● TEXT TO READ:
──────────

The purpose of this experiment was to test the hypothesis that adding a bias to the forget gate could improve on the ability of the network to "latch" onto long-term dependencies.
On paper, they are highly similar in that they have similar validation losses. The network with bias is slightly higher in terms of validation loss, but that's partially attributable to the fact that I used ever-so-slightly smaller batch sizes. On balance, one should be about as good as the other, although they may be better or worse than each other at certain things.
So, at the end of training, we landed somewhere in the solution space, and all we know for sure is that they're equidistant from being perfect. The question is: what trade-offs, if any, were made?
Experiment 1: Landfall
We prime the network to produce cards whose body text begins with "landfall -" to see whether the network will insert an ability with wording found on cards with landfall.
The network without bias invented an ability that cared about lands entering the battlefield in 34/34 observed instances (100% of the time)
The network with bias invented an ability that cared about lands entering the battlefield in 27/28 observed instances (96.42% of the time)
Note that landfall shows up on only 0.307% of all Magic cards, and the text is almost always the same, so what we're really testing here is the capacity for rote memorization. Both networks perform about as well as each other here.
Experiment 2: Burning Blaze
First, we use the sampling script to test the old and new versions of the network to generate a spell titled "Burning Blaze", an instant that costs RRR and whose text starts with "Burning Blaze deals X damage". We use the same sampling parameters in both cases (temperature at 0.6), the only thing we change is the network that we use.
The network without bias completed the card by adding a clause defining X in 31/66 observed instances (46.9% of the time)
The network with bias completed the card by adding a clause defining X in 0/63 observed instances (0.00% of the time)
Now, if I make sure that it adds a comma and not a period after the "target creature/player" part, then both networks almost always continue with the "where X is equal to ____". But what we're testing here is whether the network can come up with that on its own without us prodding it in any way.
That is bizarre. I change the seed, but it makes no difference. The biased network flat out refuses to define the X. And I can try different things, like "prevent the next X damage" or "draw X cards", but it doesn't seem to matter. It's always content with the X being left undefined.
Second, we change up the card by making the cost xRR instead and we leave the body text unspecified.

──────────

● SUPPLIED RECORDS:
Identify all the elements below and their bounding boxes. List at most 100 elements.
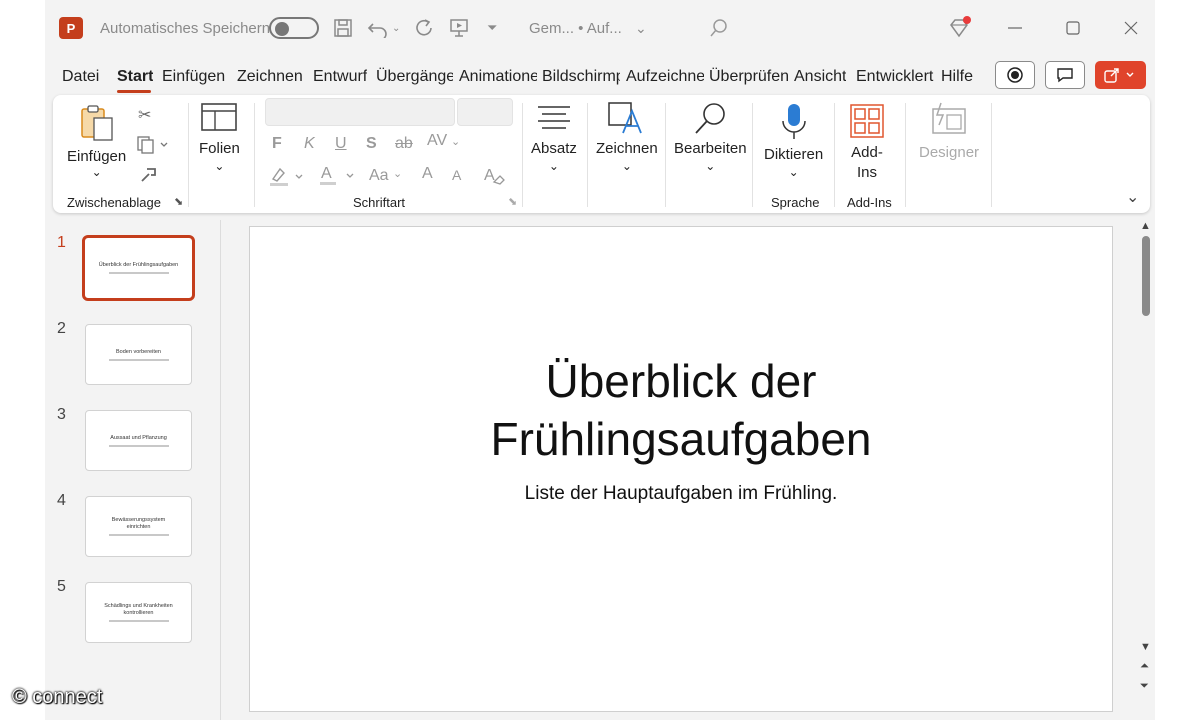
slide-canvas[interactable]: Überblick der Frühlingsaufgaben Liste de… [249, 226, 1113, 712]
comments-button[interactable] [1045, 61, 1085, 89]
title-bar: P Automatisches Speichern ⌄ ⏷ Gem... • A… [45, 0, 1155, 56]
highlight-color-icon[interactable] [268, 165, 306, 187]
bold-button[interactable]: F [272, 135, 282, 153]
close-icon[interactable] [1123, 0, 1139, 56]
right-margin [1155, 0, 1200, 720]
premium-diamond-icon[interactable] [947, 0, 971, 56]
draw-label: Zeichnen [596, 140, 658, 157]
change-case-button[interactable]: Aa [369, 167, 389, 185]
cut-icon[interactable]: ✂ [138, 105, 151, 125]
clipboard-dialog-launcher-icon[interactable]: ⬊ [174, 195, 183, 208]
font-size-dropdown[interactable] [457, 98, 513, 126]
clipboard-group-label: Zwischenablage [67, 195, 161, 210]
scroll-up-icon[interactable]: ▲ [1140, 220, 1151, 232]
designer-label: Designer [919, 144, 980, 161]
paragraph-dropdown-icon: ⌄ [548, 159, 559, 173]
designer-button[interactable]: Designer [919, 101, 979, 163]
shadow-text-button[interactable]: S [366, 135, 377, 153]
font-color-icon[interactable]: A [319, 163, 357, 187]
separator [905, 103, 906, 207]
clear-formatting-icon[interactable]: A [483, 164, 505, 186]
grow-font-button[interactable]: A [422, 165, 433, 183]
undo-icon[interactable] [367, 0, 389, 56]
draw-button[interactable]: Zeichnen ⌄ [596, 101, 658, 173]
tab-start[interactable]: Start [117, 66, 153, 90]
italic-button[interactable]: K [304, 135, 315, 153]
next-slide-icon[interactable]: ⏷ [1140, 680, 1149, 693]
minimize-icon[interactable] [1007, 0, 1023, 56]
tab-ansicht[interactable]: Ansicht [794, 66, 846, 90]
title-dropdown-icon[interactable]: ⌄ [635, 0, 647, 56]
paste-button[interactable]: Einfügen ⌄ [67, 103, 126, 179]
slide-thumbnail-4[interactable]: Bewässerungssystem einrichten [85, 496, 192, 557]
search-magnifier-icon [695, 103, 726, 134]
dictate-button[interactable]: Diktieren ⌄ [764, 103, 823, 179]
tab-hilfe[interactable]: Hilfe [941, 66, 973, 90]
thumbnail-subtitle-line [108, 358, 169, 361]
document-title[interactable]: Gem... • Auf... [529, 0, 622, 56]
slide-thumbnail-5[interactable]: Schädlings und Krankheiten kontrollieren [85, 582, 192, 643]
scroll-down-icon[interactable]: ▼ [1140, 641, 1151, 653]
tab-einfuegen[interactable]: Einfügen [162, 66, 225, 90]
slide-thumbnail-3[interactable]: Aussaat und Pflanzung [85, 410, 192, 471]
save-icon[interactable] [333, 0, 353, 56]
case-dropdown-icon[interactable]: ⌄ [393, 167, 402, 180]
slide-layout-icon [201, 103, 238, 131]
tab-entwurf[interactable]: Entwurf [313, 66, 367, 90]
panel-divider [220, 220, 221, 720]
copy-icon[interactable] [136, 135, 170, 155]
slide-subtitle[interactable]: Liste der Hauptaufgaben im Frühling. [250, 483, 1112, 505]
strikethrough-button[interactable]: ab [395, 135, 413, 153]
tab-animationen[interactable]: Animationen [459, 66, 537, 90]
shrink-font-button[interactable]: A [452, 167, 461, 183]
tab-zeichnen[interactable]: Zeichnen [237, 66, 303, 90]
share-button[interactable] [1095, 61, 1146, 89]
editing-label: Bearbeiten [674, 140, 747, 157]
undo-dropdown-icon[interactable]: ⌄ [392, 0, 400, 56]
search-icon[interactable] [709, 0, 729, 56]
thumbnail-title: Bewässerungssystem einrichten [111, 517, 166, 530]
tab-aufzeichnen[interactable]: Aufzeichnen [626, 66, 704, 90]
character-spacing-button[interactable]: AV [427, 132, 447, 150]
designer-icon [932, 102, 966, 134]
tab-ueberpruefen[interactable]: Überprüfen [709, 66, 788, 90]
tab-datei[interactable]: Datei [62, 66, 99, 90]
record-button[interactable] [995, 61, 1035, 89]
tab-bildschirmpraesentation[interactable]: Bildschirmpräsentation [542, 66, 620, 90]
present-icon[interactable] [449, 0, 469, 56]
dictate-label: Diktieren [764, 146, 824, 163]
slide-number: 1 [57, 234, 66, 251]
ribbon-expand-icon[interactable]: ⌄ [1126, 187, 1139, 207]
underline-button[interactable]: U [335, 135, 347, 153]
tab-entwicklertools[interactable]: Entwicklertools [856, 66, 934, 90]
addins-button[interactable]: Add- Ins [849, 103, 885, 183]
spacing-dropdown-icon[interactable]: ⌄ [451, 135, 460, 148]
customize-toolbar-icon[interactable]: ⏷ [487, 0, 497, 56]
slide-number: 4 [57, 492, 66, 509]
font-dialog-launcher-icon[interactable]: ⬊ [508, 195, 517, 208]
separator [834, 103, 835, 207]
svg-text:A: A [484, 167, 495, 184]
vertical-scrollbar-thumb[interactable] [1142, 236, 1150, 316]
redo-icon[interactable] [413, 0, 435, 56]
previous-slide-icon[interactable]: ⏶ [1140, 660, 1149, 673]
clipboard-paste-icon [80, 105, 113, 141]
slide-number: 3 [57, 406, 66, 423]
slide-thumbnail-2[interactable]: Boden vorbereiten [85, 324, 192, 385]
autosave-toggle[interactable] [269, 17, 319, 39]
svg-text:A: A [321, 165, 332, 182]
slide-thumbnail-1[interactable]: Überblick der Frühlingsaufgaben [82, 235, 195, 301]
paragraph-button[interactable]: Absatz ⌄ [531, 103, 577, 173]
maximize-icon[interactable] [1065, 0, 1081, 56]
tab-uebergaenge[interactable]: Übergänge [376, 66, 453, 90]
editing-button[interactable]: Bearbeiten ⌄ [674, 101, 747, 173]
thumbnail-title: Boden vorbereiten [116, 348, 161, 355]
thumbnail-subtitle-line [108, 620, 169, 622]
dictate-dropdown-icon: ⌄ [788, 165, 799, 179]
new-slide-button[interactable]: Folien ⌄ [199, 103, 240, 173]
autosave-label: Automatisches Speichern [100, 19, 271, 37]
slide-title[interactable]: Überblick der Frühlingsaufgaben [250, 352, 1112, 468]
font-family-dropdown[interactable] [265, 98, 455, 126]
format-painter-icon[interactable] [138, 165, 158, 185]
addins-label: Add- Ins [851, 144, 883, 181]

──────────

● TASKS FOR THIS EXERCISE:
1/ Decide whether each statement below agrees with the forget-gate experiment text. For each one, answer yes or no and quote the deciding words exactly. (a) The network without bias produced an ability involving lands entering the battlefield in every observed instance. (b) Both networks were sampled at a temperature of 0.6 for the "Burning Blaze" card. (c) Changing the seed led the biased network to define X.
2/ Extract the passage of the forget-gate experiment text from "On paper, they" up to and including "at certain things.".
3/ Continue the forget-gate experiment text after its final sentence.

● ANSWERS BY TASK:
1/
(a) Yes: "in 34/34 observed instances (100% of the time)"
(b) Yes: "We use the same sampling parameters in both cases (temperature at 0.6)"
(c) No: "I change the seed, but it makes no difference."

2/
On paper, they are highly similar in that they have similar validation losses. The network with bias is slightly higher in terms of validation loss, but that's partially attributable to the fact that I used ever-so-slightly smaller batch sizes. On balance, one should be about as good as the other, although they may be better or worse than each other at certain things.

3/
The network without bias completed the card by adding a clause that uses X in 34/50 observed instances (68% of the time)
The network with bias completed the card by adding a clause that uses X in 28/52 observed instances (53.8% of the time)
So the biased network is okay with using the X when it shows up in the mana cost, but it does so at a measurably lower rate that's closer to random chance than the unbiased network.
But remember, the network can't be that much worse than the last, so I expect that it's compensating for this shortcoming. But how?
When generating cards, I noted that this new network sometimes comes up with the weirdest stuff that I have ever seen. Intelligible and legal stuff, but weird. Especially the rares:
Ancient Keepers RB
Creature - Human Wizard (Uncommon)
When Ancient Keepers enters the battlefield, sacrifice it unless you return seven Warrior cards in your graveyard to the battlefield.
3/2
Colossus of the Golden Saproling 2R
Legendary Creature - Human Shaman (Rare)
Whenever you cast a blue spell, you may pay B. if you do, put a 2/2 white Elemental creature token with flying onto the battlefield. it has "sacrifice this artifact: add G to your mana pool.
1/2
#It managed to involve every color in this card.
Snow-covered Stone 2
Artifact (Rare)
All creatures have vigilance.
You may cast Snow-covered Stone as though it had flash if you control a creature with power 5 or greater.
Vizzet, the Alarm, the Tifeleeper 4U
Legendary Creature - Human Wizard (Rare)
When Vizzet enters the battlefield, you may search your library for a card with the same name as a creature card, put that card onto the battlefield tapped, then shuffle your library.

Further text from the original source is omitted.